→ **Excerpted records**
================================

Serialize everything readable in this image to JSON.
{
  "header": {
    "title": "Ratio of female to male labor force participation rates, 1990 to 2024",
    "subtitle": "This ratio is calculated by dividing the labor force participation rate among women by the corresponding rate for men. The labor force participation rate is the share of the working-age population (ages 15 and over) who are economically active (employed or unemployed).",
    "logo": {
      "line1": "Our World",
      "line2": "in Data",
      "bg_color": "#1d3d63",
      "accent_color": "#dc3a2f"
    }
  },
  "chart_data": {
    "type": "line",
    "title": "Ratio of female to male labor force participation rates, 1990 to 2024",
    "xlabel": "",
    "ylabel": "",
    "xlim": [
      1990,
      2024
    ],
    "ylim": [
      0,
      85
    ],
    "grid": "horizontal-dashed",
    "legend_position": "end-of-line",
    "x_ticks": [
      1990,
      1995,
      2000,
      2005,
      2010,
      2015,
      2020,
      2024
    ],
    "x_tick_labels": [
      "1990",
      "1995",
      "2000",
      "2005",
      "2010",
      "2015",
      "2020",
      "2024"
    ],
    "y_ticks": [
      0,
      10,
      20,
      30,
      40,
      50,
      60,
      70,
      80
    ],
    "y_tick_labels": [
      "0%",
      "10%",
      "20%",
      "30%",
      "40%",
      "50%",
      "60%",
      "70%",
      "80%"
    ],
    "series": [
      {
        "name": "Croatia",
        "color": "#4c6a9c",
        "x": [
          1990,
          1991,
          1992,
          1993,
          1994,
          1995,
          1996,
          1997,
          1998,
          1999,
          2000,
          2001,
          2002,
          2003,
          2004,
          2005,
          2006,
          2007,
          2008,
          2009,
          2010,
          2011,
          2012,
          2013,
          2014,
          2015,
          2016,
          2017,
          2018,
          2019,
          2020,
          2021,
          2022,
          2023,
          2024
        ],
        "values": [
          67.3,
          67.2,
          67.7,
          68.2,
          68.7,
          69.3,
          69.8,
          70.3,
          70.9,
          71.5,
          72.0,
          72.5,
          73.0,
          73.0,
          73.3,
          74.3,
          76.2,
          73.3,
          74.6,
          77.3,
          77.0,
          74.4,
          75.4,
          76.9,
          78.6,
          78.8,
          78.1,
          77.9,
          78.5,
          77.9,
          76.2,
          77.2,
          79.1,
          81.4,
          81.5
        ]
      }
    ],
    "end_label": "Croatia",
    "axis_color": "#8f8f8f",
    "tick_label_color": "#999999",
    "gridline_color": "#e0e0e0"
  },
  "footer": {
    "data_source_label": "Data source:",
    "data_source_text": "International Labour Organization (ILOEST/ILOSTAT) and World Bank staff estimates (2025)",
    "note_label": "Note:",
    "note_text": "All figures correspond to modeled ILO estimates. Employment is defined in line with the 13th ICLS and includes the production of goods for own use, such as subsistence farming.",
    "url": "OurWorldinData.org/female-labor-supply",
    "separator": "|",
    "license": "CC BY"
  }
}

================================

→ **Requirements**
Output the records above in their entirety, exactly.

→ **Answer to the task**
Serialize everything readable in this image to JSON.
{
  "header": {
    "title": "Ratio of female to male labor force participation rates, 1990 to 2024",
    "subtitle": "This ratio is calculated by dividing the labor force participation rate among women by the corresponding rate for men. The labor force participation rate is the share of the working-age population (ages 15 and over) who are economically active (employed or unemployed).",
    "logo": {
      "line1": "Our World",
      "line2": "in Data",
      "bg_color": "#1d3d63",
      "accent_color": "#dc3a2f"
    }
  },
  "chart_data": {
    "type": "line",
    "title": "Ratio of female to male labor force participation rates, 1990 to 2024",
    "xlabel": "",
    "ylabel": "",
    "xlim": [
      1990,
      2024
    ],
    "ylim": [
      0,
      85
    ],
    "grid": "horizontal-dashed",
    "legend_position": "end-of-line",
    "x_ticks": [
      1990,
      1995,
      2000,
      2005,
      2010,
      2015,
      2020,
      2024
    ],
    "x_tick_labels": [
      "1990",
      "1995",
      "2000",
      "2005",
      "2010",
      "2015",
      "2020",
      "2024"
    ],
    "y_ticks": [
      0,
      10,
      20,
      30,
      40,
      50,
      60,
      70,
      80
    ],
    "y_tick_labels": [
      "0%",
      "10%",
      "20%",
      "30%",
      "40%",
      "50%",
      "60%",
      "70%",
      "80%"
    ],
    "series": [
      {
        "name": "Croatia",
        "color": "#4c6a9c",
        "x": [
          1990,
          1991,
          1992,
          1993,
          1994,
          1995,
          1996,
          1997,
          1998,
          1999,
          2000,
          2001,
          2002,
          2003,
          2004,
          2005,
          2006,
          2007,
          2008,
          2009,
          2010,
          2011,
          2012,
          2013,
          2014,
          2015,
          2016,
          2017,
          2018,
          2019,
          2020,
          2021,
          2022,
          2023,
          2024
        ],
        "values": [
          67.3,
          67.2,
          67.7,
          68.2,
          68.7,
          69.3,
          69.8,
          70.3,
          70.9,
          71.5,
          72.0,
          72.5,
          73.0,
          73.0,
          73.3,
          74.3,
          76.2,
          73.3,
          74.6,
          77.3,
          77.0,
          74.4,
          75.4,
          76.9,
          78.6,
          78.8,
          78.1,
          77.9,
          78.5,
          77.9,
          76.2,
          77.2,
          79.1,
          81.4,
          81.5
        ]
      }
    ],
    "end_label": "Croatia",
    "axis_color": "#8f8f8f",
    "tick_label_color": "#999999",
    "gridline_color": "#e0e0e0"
  },
  "footer": {
    "data_source_label": "Data source:",
    "data_source_text": "International Labour Organization (ILOEST/ILOSTAT) and World Bank staff estimates (2025)",
    "note_label": "Note:",
    "note_text": "All figures correspond to modeled ILO estimates. Employment is defined in line with the 13th ICLS and includes the production of goods for own use, such as subsistence farming.",
    "url": "OurWorldinData.org/female-labor-supply",
    "separator": "|",
    "license": "CC BY"
  }
}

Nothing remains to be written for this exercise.